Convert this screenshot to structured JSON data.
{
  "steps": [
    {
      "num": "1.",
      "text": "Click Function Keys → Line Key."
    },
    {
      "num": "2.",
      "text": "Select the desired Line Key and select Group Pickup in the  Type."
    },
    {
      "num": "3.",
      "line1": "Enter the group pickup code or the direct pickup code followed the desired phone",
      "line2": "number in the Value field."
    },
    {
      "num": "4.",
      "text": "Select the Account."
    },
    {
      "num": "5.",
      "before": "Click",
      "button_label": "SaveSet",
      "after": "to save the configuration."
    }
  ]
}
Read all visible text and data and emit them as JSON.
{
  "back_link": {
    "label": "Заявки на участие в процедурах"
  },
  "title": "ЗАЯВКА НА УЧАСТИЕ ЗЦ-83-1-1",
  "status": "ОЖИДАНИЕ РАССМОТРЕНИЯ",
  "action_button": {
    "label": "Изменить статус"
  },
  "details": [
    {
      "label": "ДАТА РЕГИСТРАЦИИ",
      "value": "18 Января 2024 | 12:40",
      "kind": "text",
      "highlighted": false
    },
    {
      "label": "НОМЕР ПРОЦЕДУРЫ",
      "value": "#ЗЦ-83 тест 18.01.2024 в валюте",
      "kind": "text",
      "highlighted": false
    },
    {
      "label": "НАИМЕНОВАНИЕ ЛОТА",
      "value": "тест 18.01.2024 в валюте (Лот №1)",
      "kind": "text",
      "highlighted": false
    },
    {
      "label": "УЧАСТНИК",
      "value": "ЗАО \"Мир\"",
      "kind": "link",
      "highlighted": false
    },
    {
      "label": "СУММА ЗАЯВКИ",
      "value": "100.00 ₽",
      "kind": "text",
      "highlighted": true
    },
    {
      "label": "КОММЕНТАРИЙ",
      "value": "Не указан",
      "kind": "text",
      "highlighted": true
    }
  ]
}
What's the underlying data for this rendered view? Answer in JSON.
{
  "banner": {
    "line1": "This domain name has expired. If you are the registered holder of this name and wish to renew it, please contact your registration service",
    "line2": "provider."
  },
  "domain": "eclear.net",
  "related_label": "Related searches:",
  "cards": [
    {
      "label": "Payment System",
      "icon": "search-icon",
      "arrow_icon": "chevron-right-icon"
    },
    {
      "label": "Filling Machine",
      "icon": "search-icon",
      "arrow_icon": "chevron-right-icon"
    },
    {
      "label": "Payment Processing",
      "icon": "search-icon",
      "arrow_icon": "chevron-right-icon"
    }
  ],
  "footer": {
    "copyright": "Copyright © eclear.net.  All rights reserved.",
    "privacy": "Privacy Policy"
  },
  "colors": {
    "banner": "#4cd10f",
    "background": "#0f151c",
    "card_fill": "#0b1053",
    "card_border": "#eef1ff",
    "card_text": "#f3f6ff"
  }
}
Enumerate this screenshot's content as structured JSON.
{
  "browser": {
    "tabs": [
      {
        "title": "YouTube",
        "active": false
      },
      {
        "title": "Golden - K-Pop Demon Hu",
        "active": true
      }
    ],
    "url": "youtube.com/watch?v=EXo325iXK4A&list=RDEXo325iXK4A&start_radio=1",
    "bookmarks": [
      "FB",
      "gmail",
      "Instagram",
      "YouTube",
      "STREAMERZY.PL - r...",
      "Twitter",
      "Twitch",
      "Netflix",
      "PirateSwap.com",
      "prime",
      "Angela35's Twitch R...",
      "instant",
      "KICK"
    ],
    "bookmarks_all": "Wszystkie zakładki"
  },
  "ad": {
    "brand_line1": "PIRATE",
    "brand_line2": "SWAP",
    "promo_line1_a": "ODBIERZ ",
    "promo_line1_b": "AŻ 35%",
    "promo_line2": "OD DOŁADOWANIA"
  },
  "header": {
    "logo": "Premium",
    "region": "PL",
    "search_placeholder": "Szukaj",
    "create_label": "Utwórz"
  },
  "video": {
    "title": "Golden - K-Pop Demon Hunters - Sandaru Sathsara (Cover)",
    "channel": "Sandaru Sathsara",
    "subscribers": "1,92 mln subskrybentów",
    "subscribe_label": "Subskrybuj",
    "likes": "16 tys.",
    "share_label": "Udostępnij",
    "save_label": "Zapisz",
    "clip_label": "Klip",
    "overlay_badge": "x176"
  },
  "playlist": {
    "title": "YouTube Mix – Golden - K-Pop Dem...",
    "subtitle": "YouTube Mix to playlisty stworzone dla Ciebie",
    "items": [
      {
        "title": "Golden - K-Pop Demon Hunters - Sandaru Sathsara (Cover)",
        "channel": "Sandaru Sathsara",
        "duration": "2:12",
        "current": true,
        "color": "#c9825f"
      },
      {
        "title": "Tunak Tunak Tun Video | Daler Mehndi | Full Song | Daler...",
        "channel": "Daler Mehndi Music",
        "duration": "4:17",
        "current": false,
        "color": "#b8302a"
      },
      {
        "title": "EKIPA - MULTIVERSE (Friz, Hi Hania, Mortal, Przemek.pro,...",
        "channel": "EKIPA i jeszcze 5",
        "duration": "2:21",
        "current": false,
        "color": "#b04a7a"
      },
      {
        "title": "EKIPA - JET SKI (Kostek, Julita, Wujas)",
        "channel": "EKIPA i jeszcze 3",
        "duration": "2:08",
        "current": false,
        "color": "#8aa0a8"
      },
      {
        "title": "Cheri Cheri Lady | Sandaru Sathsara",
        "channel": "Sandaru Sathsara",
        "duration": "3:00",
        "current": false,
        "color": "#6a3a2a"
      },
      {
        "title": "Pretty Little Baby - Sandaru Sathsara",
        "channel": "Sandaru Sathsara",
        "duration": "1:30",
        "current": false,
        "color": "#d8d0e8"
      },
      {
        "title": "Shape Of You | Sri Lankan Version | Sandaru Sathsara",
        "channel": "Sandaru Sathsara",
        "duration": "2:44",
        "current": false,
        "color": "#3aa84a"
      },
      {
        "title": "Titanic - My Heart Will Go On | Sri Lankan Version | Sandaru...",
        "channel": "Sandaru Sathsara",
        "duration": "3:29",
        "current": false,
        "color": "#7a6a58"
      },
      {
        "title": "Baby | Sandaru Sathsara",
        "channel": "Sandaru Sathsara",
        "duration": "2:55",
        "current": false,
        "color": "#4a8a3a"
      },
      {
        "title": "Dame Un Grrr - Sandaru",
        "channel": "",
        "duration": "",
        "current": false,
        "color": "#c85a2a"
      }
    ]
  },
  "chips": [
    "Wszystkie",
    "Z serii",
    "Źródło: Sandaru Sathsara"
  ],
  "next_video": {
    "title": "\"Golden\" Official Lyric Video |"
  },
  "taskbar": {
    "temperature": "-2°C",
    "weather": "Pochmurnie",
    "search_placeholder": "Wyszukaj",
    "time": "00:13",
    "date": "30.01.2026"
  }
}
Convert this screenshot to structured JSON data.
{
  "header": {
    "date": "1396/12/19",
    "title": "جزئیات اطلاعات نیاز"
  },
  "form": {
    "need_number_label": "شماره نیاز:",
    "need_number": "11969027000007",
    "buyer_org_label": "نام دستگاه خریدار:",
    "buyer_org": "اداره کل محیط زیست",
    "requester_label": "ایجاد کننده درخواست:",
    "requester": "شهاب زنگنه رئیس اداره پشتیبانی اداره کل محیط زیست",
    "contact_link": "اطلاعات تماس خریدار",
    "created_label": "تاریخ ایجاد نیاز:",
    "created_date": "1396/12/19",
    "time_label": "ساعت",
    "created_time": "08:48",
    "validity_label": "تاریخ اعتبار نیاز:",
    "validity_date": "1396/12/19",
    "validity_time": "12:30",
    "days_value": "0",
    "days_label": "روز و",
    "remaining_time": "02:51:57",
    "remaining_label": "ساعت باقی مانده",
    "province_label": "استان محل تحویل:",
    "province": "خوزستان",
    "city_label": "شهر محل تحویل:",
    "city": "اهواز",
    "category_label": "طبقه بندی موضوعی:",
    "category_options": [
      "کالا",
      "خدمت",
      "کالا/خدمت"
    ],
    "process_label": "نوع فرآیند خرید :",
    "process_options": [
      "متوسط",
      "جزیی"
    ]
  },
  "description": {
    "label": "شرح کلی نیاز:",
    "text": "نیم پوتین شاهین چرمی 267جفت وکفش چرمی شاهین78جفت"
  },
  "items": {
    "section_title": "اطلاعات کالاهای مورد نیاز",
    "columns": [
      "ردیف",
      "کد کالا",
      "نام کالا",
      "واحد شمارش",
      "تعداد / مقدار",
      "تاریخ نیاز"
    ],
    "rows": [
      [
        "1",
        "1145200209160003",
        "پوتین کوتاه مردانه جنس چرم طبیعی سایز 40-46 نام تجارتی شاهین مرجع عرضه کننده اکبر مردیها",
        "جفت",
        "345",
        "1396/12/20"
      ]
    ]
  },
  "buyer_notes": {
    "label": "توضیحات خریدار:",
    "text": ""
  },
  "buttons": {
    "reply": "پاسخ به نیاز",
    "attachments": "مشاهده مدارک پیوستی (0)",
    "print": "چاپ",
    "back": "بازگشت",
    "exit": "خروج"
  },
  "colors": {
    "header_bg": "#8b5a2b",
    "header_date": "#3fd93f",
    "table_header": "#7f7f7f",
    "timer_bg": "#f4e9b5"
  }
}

Exercise instructions
Gather each line from the listing above that holds "тест".

Solution
      "value": "#ЗЦ-83 тест 18.01.2024 в валюте",
      "value": "тест 18.01.2024 в валюте (Лот №1)",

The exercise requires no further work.